--- START OF Recorded data ---

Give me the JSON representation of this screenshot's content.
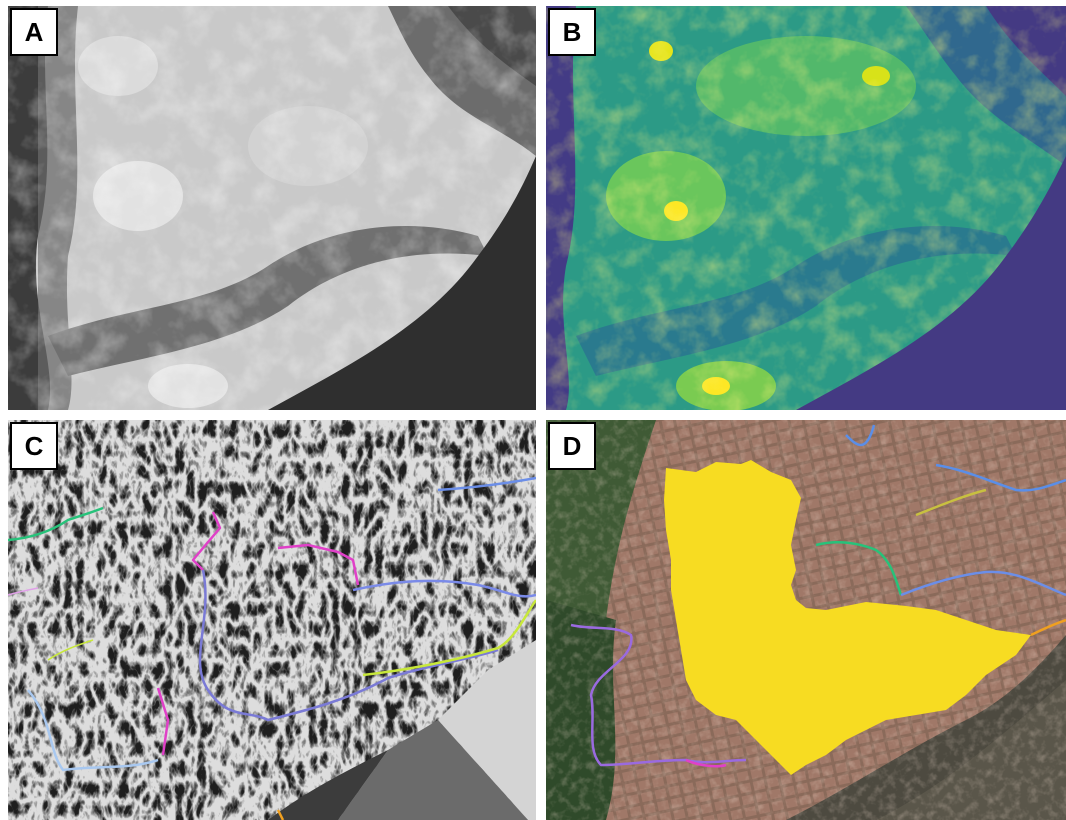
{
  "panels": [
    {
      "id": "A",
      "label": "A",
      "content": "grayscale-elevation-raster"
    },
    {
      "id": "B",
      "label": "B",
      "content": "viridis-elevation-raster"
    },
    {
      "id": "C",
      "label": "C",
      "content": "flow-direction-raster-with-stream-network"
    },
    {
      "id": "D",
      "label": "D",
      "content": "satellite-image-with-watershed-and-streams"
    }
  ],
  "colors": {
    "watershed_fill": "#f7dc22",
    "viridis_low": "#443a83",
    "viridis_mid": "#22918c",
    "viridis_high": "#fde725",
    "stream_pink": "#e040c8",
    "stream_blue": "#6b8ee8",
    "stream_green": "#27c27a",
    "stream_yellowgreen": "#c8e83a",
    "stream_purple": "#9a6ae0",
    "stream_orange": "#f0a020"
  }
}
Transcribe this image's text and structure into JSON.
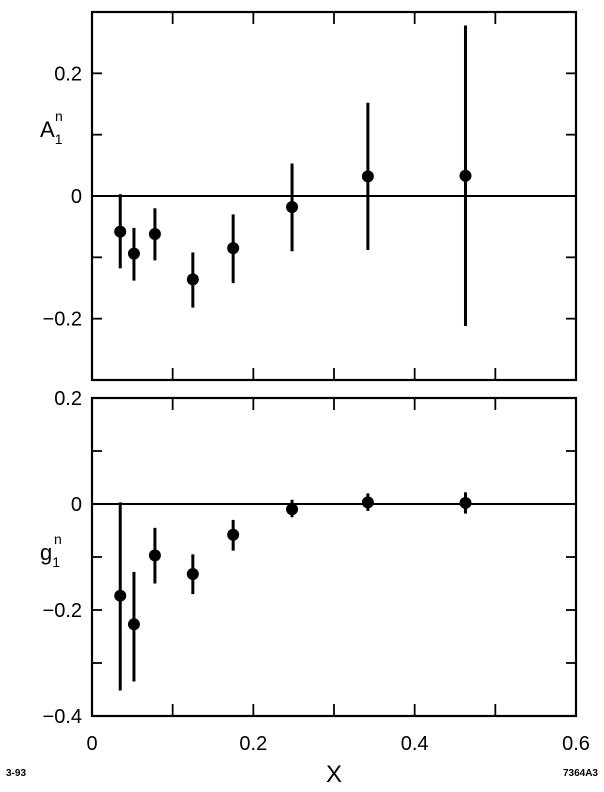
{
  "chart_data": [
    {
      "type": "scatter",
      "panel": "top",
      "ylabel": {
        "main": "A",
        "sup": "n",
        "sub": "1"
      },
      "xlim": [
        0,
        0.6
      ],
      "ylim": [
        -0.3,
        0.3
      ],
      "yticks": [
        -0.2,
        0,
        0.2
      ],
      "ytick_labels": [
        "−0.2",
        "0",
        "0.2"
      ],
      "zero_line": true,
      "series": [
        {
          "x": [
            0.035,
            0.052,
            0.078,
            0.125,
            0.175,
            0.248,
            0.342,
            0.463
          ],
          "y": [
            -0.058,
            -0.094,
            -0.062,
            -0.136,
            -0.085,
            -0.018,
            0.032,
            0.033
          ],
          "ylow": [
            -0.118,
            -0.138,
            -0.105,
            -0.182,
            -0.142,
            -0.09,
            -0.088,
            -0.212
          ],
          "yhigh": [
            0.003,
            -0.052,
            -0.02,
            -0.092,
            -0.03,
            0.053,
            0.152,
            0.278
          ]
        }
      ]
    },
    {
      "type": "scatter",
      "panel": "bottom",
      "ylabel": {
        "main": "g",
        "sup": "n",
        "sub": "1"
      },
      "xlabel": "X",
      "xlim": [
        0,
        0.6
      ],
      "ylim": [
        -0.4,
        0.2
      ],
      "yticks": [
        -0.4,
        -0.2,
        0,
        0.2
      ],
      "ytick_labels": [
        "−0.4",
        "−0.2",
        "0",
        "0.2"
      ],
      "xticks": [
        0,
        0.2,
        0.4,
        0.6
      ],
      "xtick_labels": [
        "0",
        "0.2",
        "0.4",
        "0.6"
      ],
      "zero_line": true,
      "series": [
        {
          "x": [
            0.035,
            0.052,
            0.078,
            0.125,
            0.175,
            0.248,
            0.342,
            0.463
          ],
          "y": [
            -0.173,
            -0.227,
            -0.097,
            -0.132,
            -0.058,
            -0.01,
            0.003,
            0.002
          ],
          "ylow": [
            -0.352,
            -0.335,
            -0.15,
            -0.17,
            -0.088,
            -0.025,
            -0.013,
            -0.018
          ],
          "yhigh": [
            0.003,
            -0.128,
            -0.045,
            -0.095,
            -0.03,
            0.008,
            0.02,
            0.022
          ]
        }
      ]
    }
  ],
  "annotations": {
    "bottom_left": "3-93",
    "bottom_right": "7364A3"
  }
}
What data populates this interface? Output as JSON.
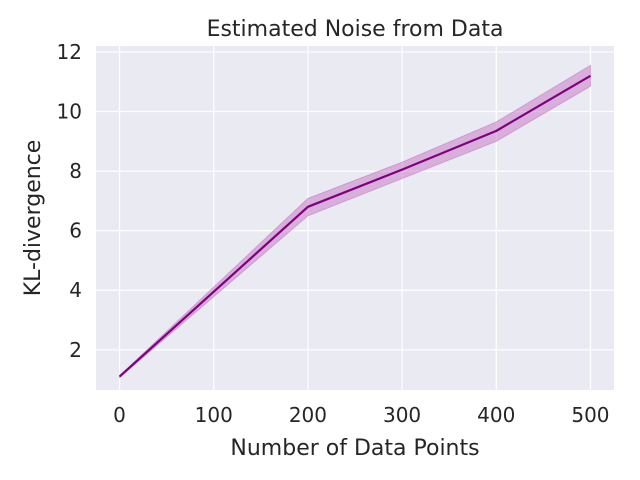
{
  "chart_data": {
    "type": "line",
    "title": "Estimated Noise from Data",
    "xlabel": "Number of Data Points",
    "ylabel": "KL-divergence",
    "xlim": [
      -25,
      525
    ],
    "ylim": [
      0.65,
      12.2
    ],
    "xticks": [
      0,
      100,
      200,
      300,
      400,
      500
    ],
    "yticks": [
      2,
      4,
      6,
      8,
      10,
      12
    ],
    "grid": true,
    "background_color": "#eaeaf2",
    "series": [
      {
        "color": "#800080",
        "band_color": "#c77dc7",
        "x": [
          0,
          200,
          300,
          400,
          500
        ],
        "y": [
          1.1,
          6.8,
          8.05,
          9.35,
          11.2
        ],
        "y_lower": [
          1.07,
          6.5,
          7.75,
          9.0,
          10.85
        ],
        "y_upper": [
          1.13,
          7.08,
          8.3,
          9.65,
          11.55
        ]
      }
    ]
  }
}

--- END OF Recorded data ---

Problem statement. Reproduce every line above as written, skipping pictures.

Final result.
Give me the JSON representation of this screenshot's content.
{
  "panels": [
    {
      "id": "A",
      "label": "A",
      "content": "grayscale-elevation-raster"
    },
    {
      "id": "B",
      "label": "B",
      "content": "viridis-elevation-raster"
    },
    {
      "id": "C",
      "label": "C",
      "content": "flow-direction-raster-with-stream-network"
    },
    {
      "id": "D",
      "label": "D",
      "content": "satellite-image-with-watershed-and-streams"
    }
  ],
  "colors": {
    "watershed_fill": "#f7dc22",
    "viridis_low": "#443a83",
    "viridis_mid": "#22918c",
    "viridis_high": "#fde725",
    "stream_pink": "#e040c8",
    "stream_blue": "#6b8ee8",
    "stream_green": "#27c27a",
    "stream_yellowgreen": "#c8e83a",
    "stream_purple": "#9a6ae0",
    "stream_orange": "#f0a020"
  }
}
Transcribe this image's text and structure into JSON.
{
  "chart_data": [
    {
      "type": "scatter",
      "panel": "top",
      "ylabel": {
        "main": "A",
        "sup": "n",
        "sub": "1"
      },
      "xlim": [
        0,
        0.6
      ],
      "ylim": [
        -0.3,
        0.3
      ],
      "yticks": [
        -0.2,
        0,
        0.2
      ],
      "ytick_labels": [
        "−0.2",
        "0",
        "0.2"
      ],
      "zero_line": true,
      "series": [
        {
          "x": [
            0.035,
            0.052,
            0.078,
            0.125,
            0.175,
            0.248,
            0.342,
            0.463
          ],
          "y": [
            -0.058,
            -0.094,
            -0.062,
            -0.136,
            -0.085,
            -0.018,
            0.032,
            0.033
          ],
          "ylow": [
            -0.118,
            -0.138,
            -0.105,
            -0.182,
            -0.142,
            -0.09,
            -0.088,
            -0.212
          ],
          "yhigh": [
            0.003,
            -0.052,
            -0.02,
            -0.092,
            -0.03,
            0.053,
            0.152,
            0.278
          ]
        }
      ]
    },
    {
      "type": "scatter",
      "panel": "bottom",
      "ylabel": {
        "main": "g",
        "sup": "n",
        "sub": "1"
      },
      "xlabel": "X",
      "xlim": [
        0,
        0.6
      ],
      "ylim": [
        -0.4,
        0.2
      ],
      "yticks": [
        -0.4,
        -0.2,
        0,
        0.2
      ],
      "ytick_labels": [
        "−0.4",
        "−0.2",
        "0",
        "0.2"
      ],
      "xticks": [
        0,
        0.2,
        0.4,
        0.6
      ],
      "xtick_labels": [
        "0",
        "0.2",
        "0.4",
        "0.6"
      ],
      "zero_line": true,
      "series": [
        {
          "x": [
            0.035,
            0.052,
            0.078,
            0.125,
            0.175,
            0.248,
            0.342,
            0.463
          ],
          "y": [
            -0.173,
            -0.227,
            -0.097,
            -0.132,
            -0.058,
            -0.01,
            0.003,
            0.002
          ],
          "ylow": [
            -0.352,
            -0.335,
            -0.15,
            -0.17,
            -0.088,
            -0.025,
            -0.013,
            -0.018
          ],
          "yhigh": [
            0.003,
            -0.128,
            -0.045,
            -0.095,
            -0.03,
            0.008,
            0.02,
            0.022
          ]
        }
      ]
    }
  ],
  "annotations": {
    "bottom_left": "3-93",
    "bottom_right": "7364A3"
  }
}
What data populates this interface? Output as JSON.
{
  "chart_data": {
    "type": "line",
    "title": "Estimated Noise from Data",
    "xlabel": "Number of Data Points",
    "ylabel": "KL-divergence",
    "xlim": [
      -25,
      525
    ],
    "ylim": [
      0.65,
      12.2
    ],
    "xticks": [
      0,
      100,
      200,
      300,
      400,
      500
    ],
    "yticks": [
      2,
      4,
      6,
      8,
      10,
      12
    ],
    "grid": true,
    "background_color": "#eaeaf2",
    "series": [
      {
        "color": "#800080",
        "band_color": "#c77dc7",
        "x": [
          0,
          200,
          300,
          400,
          500
        ],
        "y": [
          1.1,
          6.8,
          8.05,
          9.35,
          11.2
        ],
        "y_lower": [
          1.07,
          6.5,
          7.75,
          9.0,
          10.85
        ],
        "y_upper": [
          1.13,
          7.08,
          8.3,
          9.65,
          11.55
        ]
      }
    ]
  }
}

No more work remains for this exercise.